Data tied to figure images

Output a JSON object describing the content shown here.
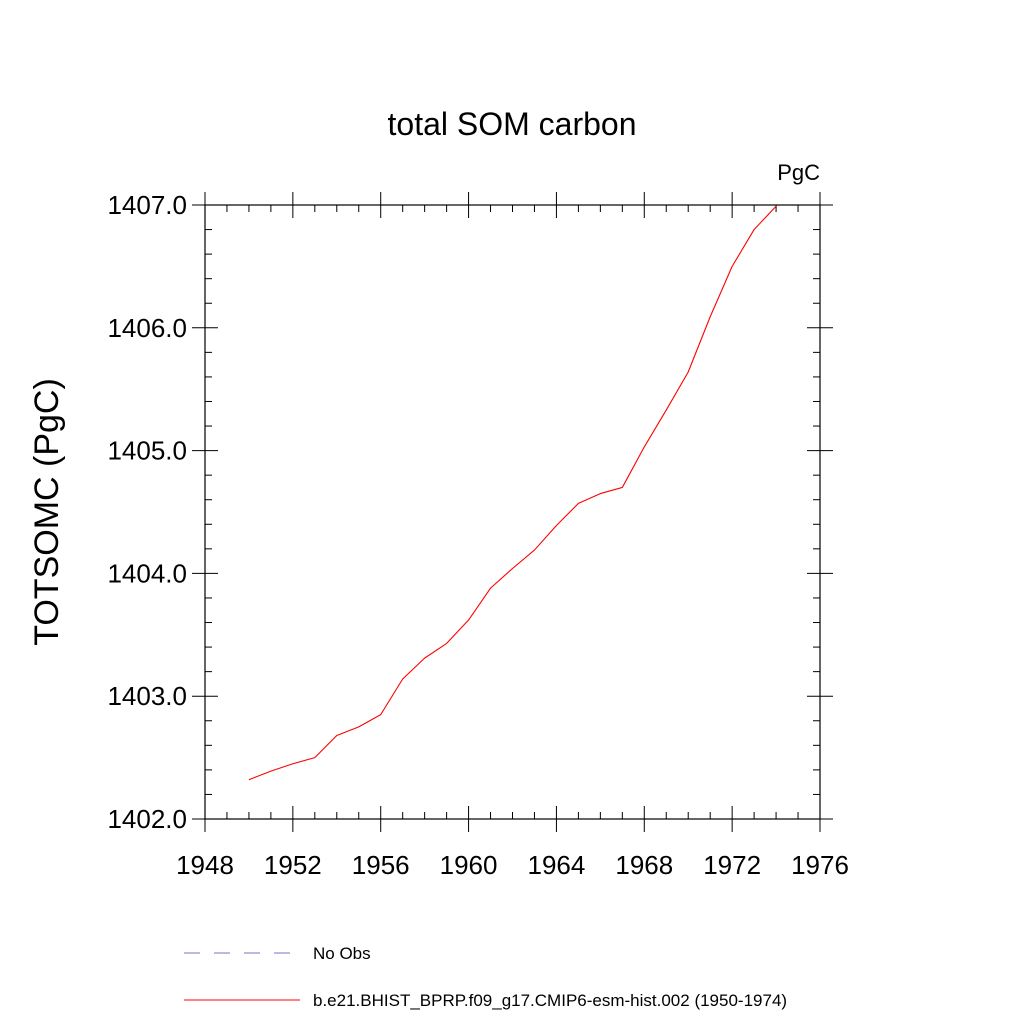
{
  "chart_data": {
    "type": "line",
    "title": "total SOM carbon",
    "units_label": "PgC",
    "xlabel": "",
    "ylabel": "TOTSOMC  (PgC)",
    "xlim": [
      1948,
      1976
    ],
    "ylim": [
      1402.0,
      1407.0
    ],
    "xticks": [
      1948,
      1952,
      1956,
      1960,
      1964,
      1968,
      1972,
      1976
    ],
    "xtick_labels": [
      "1948",
      "1952",
      "1956",
      "1960",
      "1964",
      "1968",
      "1972",
      "1976"
    ],
    "yticks": [
      1402.0,
      1403.0,
      1404.0,
      1405.0,
      1406.0,
      1407.0
    ],
    "ytick_labels": [
      "1402.0",
      "1403.0",
      "1404.0",
      "1405.0",
      "1406.0",
      "1407.0"
    ],
    "x_minor_step": 1,
    "y_minor_step": 0.2,
    "series": [
      {
        "name": "b.e21.BHIST_BPRP.f09_g17.CMIP6-esm-hist.002 (1950-1974)",
        "color": "#ff0000",
        "style": "solid",
        "x": [
          1950,
          1951,
          1952,
          1953,
          1954,
          1955,
          1956,
          1957,
          1958,
          1959,
          1960,
          1961,
          1962,
          1963,
          1964,
          1965,
          1966,
          1967,
          1968,
          1969,
          1970,
          1971,
          1972,
          1973,
          1974
        ],
        "y": [
          1402.32,
          1402.39,
          1402.45,
          1402.5,
          1402.68,
          1402.75,
          1402.85,
          1403.14,
          1403.31,
          1403.43,
          1403.62,
          1403.88,
          1404.04,
          1404.19,
          1404.39,
          1404.57,
          1404.65,
          1404.7,
          1405.03,
          1405.33,
          1405.64,
          1406.09,
          1406.5,
          1406.8,
          1406.99
        ]
      }
    ],
    "legend": [
      {
        "label": "No Obs",
        "color": "#7a70c8",
        "style": "dashed"
      },
      {
        "label": "b.e21.BHIST_BPRP.f09_g17.CMIP6-esm-hist.002 (1950-1974)",
        "color": "#ff0000",
        "style": "solid"
      }
    ],
    "legend_position": "bottom",
    "grid": false
  }
}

**Challenge:** Every record above must be given again exactly; drop the pictures.

**Correct output:**
Output a JSON object describing the content shown here.
{
  "chart_data": {
    "type": "line",
    "title": "total SOM carbon",
    "units_label": "PgC",
    "xlabel": "",
    "ylabel": "TOTSOMC  (PgC)",
    "xlim": [
      1948,
      1976
    ],
    "ylim": [
      1402.0,
      1407.0
    ],
    "xticks": [
      1948,
      1952,
      1956,
      1960,
      1964,
      1968,
      1972,
      1976
    ],
    "xtick_labels": [
      "1948",
      "1952",
      "1956",
      "1960",
      "1964",
      "1968",
      "1972",
      "1976"
    ],
    "yticks": [
      1402.0,
      1403.0,
      1404.0,
      1405.0,
      1406.0,
      1407.0
    ],
    "ytick_labels": [
      "1402.0",
      "1403.0",
      "1404.0",
      "1405.0",
      "1406.0",
      "1407.0"
    ],
    "x_minor_step": 1,
    "y_minor_step": 0.2,
    "series": [
      {
        "name": "b.e21.BHIST_BPRP.f09_g17.CMIP6-esm-hist.002 (1950-1974)",
        "color": "#ff0000",
        "style": "solid",
        "x": [
          1950,
          1951,
          1952,
          1953,
          1954,
          1955,
          1956,
          1957,
          1958,
          1959,
          1960,
          1961,
          1962,
          1963,
          1964,
          1965,
          1966,
          1967,
          1968,
          1969,
          1970,
          1971,
          1972,
          1973,
          1974
        ],
        "y": [
          1402.32,
          1402.39,
          1402.45,
          1402.5,
          1402.68,
          1402.75,
          1402.85,
          1403.14,
          1403.31,
          1403.43,
          1403.62,
          1403.88,
          1404.04,
          1404.19,
          1404.39,
          1404.57,
          1404.65,
          1404.7,
          1405.03,
          1405.33,
          1405.64,
          1406.09,
          1406.5,
          1406.8,
          1406.99
        ]
      }
    ],
    "legend": [
      {
        "label": "No Obs",
        "color": "#7a70c8",
        "style": "dashed"
      },
      {
        "label": "b.e21.BHIST_BPRP.f09_g17.CMIP6-esm-hist.002 (1950-1974)",
        "color": "#ff0000",
        "style": "solid"
      }
    ],
    "legend_position": "bottom",
    "grid": false
  }
}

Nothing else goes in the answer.